Data excerpts
►

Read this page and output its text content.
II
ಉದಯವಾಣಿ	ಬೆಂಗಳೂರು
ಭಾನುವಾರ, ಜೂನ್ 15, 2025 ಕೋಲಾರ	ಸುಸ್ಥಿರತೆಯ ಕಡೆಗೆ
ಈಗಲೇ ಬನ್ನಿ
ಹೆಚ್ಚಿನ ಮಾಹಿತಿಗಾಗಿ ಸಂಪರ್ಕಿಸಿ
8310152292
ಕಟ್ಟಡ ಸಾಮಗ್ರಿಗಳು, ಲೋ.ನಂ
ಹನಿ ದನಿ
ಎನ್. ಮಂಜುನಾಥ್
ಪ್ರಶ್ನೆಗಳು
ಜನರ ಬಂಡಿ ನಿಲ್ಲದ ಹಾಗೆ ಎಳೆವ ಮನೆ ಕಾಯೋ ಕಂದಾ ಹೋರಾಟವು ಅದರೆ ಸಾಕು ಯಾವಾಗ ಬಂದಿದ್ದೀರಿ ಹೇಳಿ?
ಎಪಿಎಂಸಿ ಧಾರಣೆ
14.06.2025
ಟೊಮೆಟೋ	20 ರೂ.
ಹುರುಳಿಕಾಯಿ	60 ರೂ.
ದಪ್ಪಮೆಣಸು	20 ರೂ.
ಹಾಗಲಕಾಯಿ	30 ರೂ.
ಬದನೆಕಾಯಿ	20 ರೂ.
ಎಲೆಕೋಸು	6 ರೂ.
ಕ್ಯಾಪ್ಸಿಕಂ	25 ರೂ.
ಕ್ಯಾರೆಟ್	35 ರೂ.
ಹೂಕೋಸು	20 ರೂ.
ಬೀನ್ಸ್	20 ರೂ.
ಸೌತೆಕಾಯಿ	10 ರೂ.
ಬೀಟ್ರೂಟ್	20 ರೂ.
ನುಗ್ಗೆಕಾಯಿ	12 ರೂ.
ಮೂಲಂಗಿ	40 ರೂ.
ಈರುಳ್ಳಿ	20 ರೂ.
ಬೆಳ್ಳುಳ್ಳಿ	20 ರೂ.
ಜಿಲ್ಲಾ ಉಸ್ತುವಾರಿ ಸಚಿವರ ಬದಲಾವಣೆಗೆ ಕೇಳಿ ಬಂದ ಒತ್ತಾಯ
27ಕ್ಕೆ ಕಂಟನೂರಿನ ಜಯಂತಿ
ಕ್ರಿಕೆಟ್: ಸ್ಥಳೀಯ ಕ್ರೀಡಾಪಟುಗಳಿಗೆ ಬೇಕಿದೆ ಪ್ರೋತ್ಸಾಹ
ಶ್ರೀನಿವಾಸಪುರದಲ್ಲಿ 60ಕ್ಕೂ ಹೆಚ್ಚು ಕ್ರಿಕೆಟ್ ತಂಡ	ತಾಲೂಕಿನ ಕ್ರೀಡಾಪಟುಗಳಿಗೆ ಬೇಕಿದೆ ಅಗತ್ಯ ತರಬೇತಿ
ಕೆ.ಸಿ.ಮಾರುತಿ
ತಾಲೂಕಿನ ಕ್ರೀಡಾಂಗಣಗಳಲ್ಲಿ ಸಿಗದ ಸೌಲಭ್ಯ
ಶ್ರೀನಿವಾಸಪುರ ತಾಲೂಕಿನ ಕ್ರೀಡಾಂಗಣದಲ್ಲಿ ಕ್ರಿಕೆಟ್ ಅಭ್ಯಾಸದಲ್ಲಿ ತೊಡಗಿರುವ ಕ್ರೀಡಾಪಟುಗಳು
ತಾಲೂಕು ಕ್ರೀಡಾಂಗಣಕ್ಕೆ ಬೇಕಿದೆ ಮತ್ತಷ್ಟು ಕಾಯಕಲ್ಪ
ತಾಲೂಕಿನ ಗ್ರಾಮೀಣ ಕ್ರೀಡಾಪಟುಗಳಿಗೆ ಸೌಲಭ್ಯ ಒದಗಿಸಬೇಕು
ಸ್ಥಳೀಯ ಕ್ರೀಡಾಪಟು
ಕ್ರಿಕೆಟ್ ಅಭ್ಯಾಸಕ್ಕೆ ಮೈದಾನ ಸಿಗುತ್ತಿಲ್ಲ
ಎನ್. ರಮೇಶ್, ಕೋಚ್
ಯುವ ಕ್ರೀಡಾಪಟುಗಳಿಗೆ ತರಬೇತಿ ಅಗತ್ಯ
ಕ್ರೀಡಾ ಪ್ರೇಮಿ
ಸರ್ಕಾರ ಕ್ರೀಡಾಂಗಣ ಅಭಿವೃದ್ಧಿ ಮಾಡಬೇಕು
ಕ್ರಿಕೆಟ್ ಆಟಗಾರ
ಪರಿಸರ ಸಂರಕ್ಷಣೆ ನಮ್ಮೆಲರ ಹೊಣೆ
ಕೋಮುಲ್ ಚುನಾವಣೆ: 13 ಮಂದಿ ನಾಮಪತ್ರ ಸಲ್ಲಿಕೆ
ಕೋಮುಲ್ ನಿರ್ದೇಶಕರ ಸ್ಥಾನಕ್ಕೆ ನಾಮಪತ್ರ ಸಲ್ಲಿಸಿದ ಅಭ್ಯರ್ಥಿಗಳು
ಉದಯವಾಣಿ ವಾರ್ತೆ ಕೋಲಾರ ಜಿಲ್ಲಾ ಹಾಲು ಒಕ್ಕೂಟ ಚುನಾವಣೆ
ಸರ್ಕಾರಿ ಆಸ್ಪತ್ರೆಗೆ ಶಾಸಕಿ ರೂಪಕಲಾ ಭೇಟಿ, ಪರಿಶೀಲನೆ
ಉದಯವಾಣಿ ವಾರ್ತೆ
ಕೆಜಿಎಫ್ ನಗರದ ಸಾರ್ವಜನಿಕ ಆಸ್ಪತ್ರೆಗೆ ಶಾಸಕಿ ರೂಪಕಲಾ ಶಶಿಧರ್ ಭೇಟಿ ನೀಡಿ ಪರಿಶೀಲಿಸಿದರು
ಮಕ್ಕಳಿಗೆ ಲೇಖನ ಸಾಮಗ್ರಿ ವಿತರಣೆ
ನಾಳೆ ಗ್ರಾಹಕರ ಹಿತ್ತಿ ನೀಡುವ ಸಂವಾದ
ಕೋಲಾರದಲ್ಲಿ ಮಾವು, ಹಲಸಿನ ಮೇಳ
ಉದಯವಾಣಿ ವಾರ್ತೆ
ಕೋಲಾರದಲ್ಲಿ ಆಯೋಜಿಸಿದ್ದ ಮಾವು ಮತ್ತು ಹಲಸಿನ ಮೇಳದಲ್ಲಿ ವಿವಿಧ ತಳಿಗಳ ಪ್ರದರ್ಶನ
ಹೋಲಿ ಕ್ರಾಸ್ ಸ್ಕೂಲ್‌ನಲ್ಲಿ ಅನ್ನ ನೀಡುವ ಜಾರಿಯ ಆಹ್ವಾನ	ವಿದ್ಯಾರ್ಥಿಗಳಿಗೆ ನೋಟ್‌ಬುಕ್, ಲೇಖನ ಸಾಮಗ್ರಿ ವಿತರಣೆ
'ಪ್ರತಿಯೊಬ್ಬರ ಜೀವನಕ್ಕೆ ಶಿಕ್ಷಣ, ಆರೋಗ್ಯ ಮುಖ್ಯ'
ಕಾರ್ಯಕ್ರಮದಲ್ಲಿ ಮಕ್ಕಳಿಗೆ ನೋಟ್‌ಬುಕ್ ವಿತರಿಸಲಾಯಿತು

◄

EXERCISE OBJECTIVE
Reproduce each line holding the word "ಉದಯವ".

RESPONSE TO THE TASK
ಉದಯವಾಣಿ	ಬೆಂಗಳೂರು
ಉದಯವಾಣಿ ವಾರ್ತೆ ಕೋಲಾರ ಜಿಲ್ಲಾ ಹಾಲು ಒಕ್ಕೂಟ ಚುನಾವಣೆ
ಉದಯವಾಣಿ ವಾರ್ತೆ
ಉದಯವಾಣಿ ವಾರ್ತೆ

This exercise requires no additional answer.